_DATA SUPPLIED_
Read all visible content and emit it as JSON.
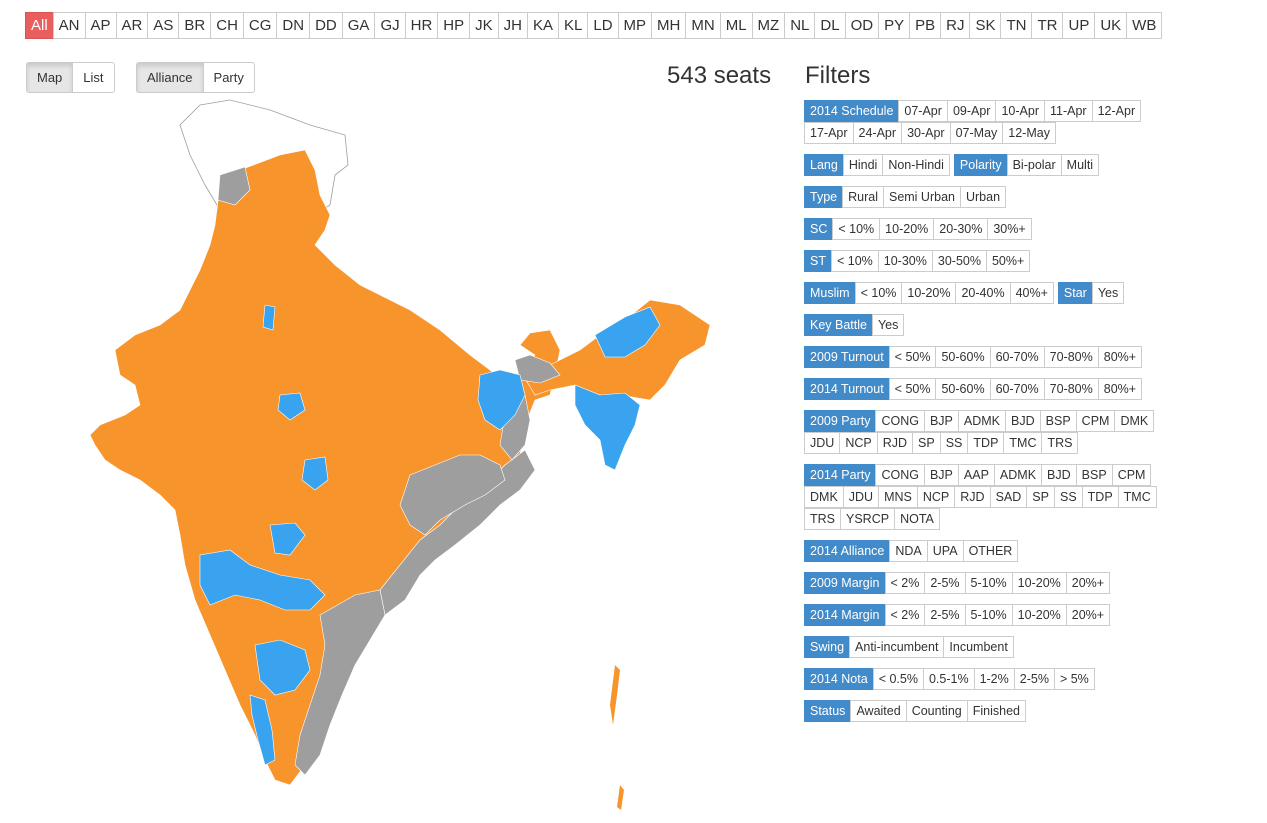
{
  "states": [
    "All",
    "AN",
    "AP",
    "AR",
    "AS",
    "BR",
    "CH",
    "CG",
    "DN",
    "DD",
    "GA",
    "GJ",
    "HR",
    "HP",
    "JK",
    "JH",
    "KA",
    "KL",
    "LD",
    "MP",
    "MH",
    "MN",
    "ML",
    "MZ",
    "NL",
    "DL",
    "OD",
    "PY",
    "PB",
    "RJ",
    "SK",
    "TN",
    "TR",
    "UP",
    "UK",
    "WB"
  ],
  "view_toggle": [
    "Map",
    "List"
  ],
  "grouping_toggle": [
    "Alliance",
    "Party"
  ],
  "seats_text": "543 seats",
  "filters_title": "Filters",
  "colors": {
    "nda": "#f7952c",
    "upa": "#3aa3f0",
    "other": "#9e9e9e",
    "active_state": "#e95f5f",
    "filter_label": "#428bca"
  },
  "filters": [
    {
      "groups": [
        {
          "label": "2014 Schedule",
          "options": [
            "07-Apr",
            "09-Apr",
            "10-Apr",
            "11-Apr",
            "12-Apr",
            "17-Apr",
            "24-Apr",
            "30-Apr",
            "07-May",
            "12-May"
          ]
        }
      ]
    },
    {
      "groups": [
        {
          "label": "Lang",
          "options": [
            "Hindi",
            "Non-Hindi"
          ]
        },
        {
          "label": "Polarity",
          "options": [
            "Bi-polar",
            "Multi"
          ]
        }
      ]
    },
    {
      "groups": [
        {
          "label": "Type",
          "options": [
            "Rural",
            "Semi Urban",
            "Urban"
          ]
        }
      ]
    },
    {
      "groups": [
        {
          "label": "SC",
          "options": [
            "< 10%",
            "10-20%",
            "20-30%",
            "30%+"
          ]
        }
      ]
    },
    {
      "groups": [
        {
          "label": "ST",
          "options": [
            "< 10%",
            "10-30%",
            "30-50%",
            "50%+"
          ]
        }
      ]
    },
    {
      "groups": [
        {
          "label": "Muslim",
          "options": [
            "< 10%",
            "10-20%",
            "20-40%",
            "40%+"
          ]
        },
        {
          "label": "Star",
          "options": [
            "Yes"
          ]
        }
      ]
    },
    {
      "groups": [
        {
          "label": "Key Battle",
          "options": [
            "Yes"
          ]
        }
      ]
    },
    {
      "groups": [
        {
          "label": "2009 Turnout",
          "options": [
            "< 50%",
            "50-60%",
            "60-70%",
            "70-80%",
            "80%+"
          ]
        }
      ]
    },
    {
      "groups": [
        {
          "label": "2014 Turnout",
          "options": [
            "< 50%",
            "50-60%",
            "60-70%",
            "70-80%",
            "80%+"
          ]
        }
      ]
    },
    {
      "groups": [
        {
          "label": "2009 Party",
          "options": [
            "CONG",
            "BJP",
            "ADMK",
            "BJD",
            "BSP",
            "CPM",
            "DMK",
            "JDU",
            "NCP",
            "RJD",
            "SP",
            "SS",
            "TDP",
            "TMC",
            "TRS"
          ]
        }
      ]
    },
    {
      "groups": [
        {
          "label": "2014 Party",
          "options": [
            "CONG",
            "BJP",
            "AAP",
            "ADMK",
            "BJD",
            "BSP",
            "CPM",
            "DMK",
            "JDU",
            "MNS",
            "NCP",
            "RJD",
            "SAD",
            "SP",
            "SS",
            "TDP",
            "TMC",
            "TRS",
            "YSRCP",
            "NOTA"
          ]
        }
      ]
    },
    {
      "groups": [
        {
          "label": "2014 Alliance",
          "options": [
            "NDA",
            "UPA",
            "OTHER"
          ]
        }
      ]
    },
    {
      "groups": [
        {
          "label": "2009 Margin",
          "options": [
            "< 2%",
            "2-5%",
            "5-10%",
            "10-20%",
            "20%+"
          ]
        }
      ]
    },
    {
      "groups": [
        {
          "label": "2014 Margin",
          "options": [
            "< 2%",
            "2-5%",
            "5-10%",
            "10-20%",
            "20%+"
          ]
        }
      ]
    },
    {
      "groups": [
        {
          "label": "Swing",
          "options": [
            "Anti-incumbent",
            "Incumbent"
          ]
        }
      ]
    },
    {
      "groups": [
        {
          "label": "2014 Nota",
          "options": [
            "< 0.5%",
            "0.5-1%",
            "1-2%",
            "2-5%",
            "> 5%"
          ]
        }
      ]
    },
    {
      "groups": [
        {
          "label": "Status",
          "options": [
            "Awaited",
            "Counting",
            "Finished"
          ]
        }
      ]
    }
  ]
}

_WHAT IS ASKED_
Pictures in the records above are left out; print everything else exactly as written.

_WORKED ANSWER_
Read all visible content and emit it as JSON.
{
  "states": [
    "All",
    "AN",
    "AP",
    "AR",
    "AS",
    "BR",
    "CH",
    "CG",
    "DN",
    "DD",
    "GA",
    "GJ",
    "HR",
    "HP",
    "JK",
    "JH",
    "KA",
    "KL",
    "LD",
    "MP",
    "MH",
    "MN",
    "ML",
    "MZ",
    "NL",
    "DL",
    "OD",
    "PY",
    "PB",
    "RJ",
    "SK",
    "TN",
    "TR",
    "UP",
    "UK",
    "WB"
  ],
  "view_toggle": [
    "Map",
    "List"
  ],
  "grouping_toggle": [
    "Alliance",
    "Party"
  ],
  "seats_text": "543 seats",
  "filters_title": "Filters",
  "colors": {
    "nda": "#f7952c",
    "upa": "#3aa3f0",
    "other": "#9e9e9e",
    "active_state": "#e95f5f",
    "filter_label": "#428bca"
  },
  "filters": [
    {
      "groups": [
        {
          "label": "2014 Schedule",
          "options": [
            "07-Apr",
            "09-Apr",
            "10-Apr",
            "11-Apr",
            "12-Apr",
            "17-Apr",
            "24-Apr",
            "30-Apr",
            "07-May",
            "12-May"
          ]
        }
      ]
    },
    {
      "groups": [
        {
          "label": "Lang",
          "options": [
            "Hindi",
            "Non-Hindi"
          ]
        },
        {
          "label": "Polarity",
          "options": [
            "Bi-polar",
            "Multi"
          ]
        }
      ]
    },
    {
      "groups": [
        {
          "label": "Type",
          "options": [
            "Rural",
            "Semi Urban",
            "Urban"
          ]
        }
      ]
    },
    {
      "groups": [
        {
          "label": "SC",
          "options": [
            "< 10%",
            "10-20%",
            "20-30%",
            "30%+"
          ]
        }
      ]
    },
    {
      "groups": [
        {
          "label": "ST",
          "options": [
            "< 10%",
            "10-30%",
            "30-50%",
            "50%+"
          ]
        }
      ]
    },
    {
      "groups": [
        {
          "label": "Muslim",
          "options": [
            "< 10%",
            "10-20%",
            "20-40%",
            "40%+"
          ]
        },
        {
          "label": "Star",
          "options": [
            "Yes"
          ]
        }
      ]
    },
    {
      "groups": [
        {
          "label": "Key Battle",
          "options": [
            "Yes"
          ]
        }
      ]
    },
    {
      "groups": [
        {
          "label": "2009 Turnout",
          "options": [
            "< 50%",
            "50-60%",
            "60-70%",
            "70-80%",
            "80%+"
          ]
        }
      ]
    },
    {
      "groups": [
        {
          "label": "2014 Turnout",
          "options": [
            "< 50%",
            "50-60%",
            "60-70%",
            "70-80%",
            "80%+"
          ]
        }
      ]
    },
    {
      "groups": [
        {
          "label": "2009 Party",
          "options": [
            "CONG",
            "BJP",
            "ADMK",
            "BJD",
            "BSP",
            "CPM",
            "DMK",
            "JDU",
            "NCP",
            "RJD",
            "SP",
            "SS",
            "TDP",
            "TMC",
            "TRS"
          ]
        }
      ]
    },
    {
      "groups": [
        {
          "label": "2014 Party",
          "options": [
            "CONG",
            "BJP",
            "AAP",
            "ADMK",
            "BJD",
            "BSP",
            "CPM",
            "DMK",
            "JDU",
            "MNS",
            "NCP",
            "RJD",
            "SAD",
            "SP",
            "SS",
            "TDP",
            "TMC",
            "TRS",
            "YSRCP",
            "NOTA"
          ]
        }
      ]
    },
    {
      "groups": [
        {
          "label": "2014 Alliance",
          "options": [
            "NDA",
            "UPA",
            "OTHER"
          ]
        }
      ]
    },
    {
      "groups": [
        {
          "label": "2009 Margin",
          "options": [
            "< 2%",
            "2-5%",
            "5-10%",
            "10-20%",
            "20%+"
          ]
        }
      ]
    },
    {
      "groups": [
        {
          "label": "2014 Margin",
          "options": [
            "< 2%",
            "2-5%",
            "5-10%",
            "10-20%",
            "20%+"
          ]
        }
      ]
    },
    {
      "groups": [
        {
          "label": "Swing",
          "options": [
            "Anti-incumbent",
            "Incumbent"
          ]
        }
      ]
    },
    {
      "groups": [
        {
          "label": "2014 Nota",
          "options": [
            "< 0.5%",
            "0.5-1%",
            "1-2%",
            "2-5%",
            "> 5%"
          ]
        }
      ]
    },
    {
      "groups": [
        {
          "label": "Status",
          "options": [
            "Awaited",
            "Counting",
            "Finished"
          ]
        }
      ]
    }
  ]
}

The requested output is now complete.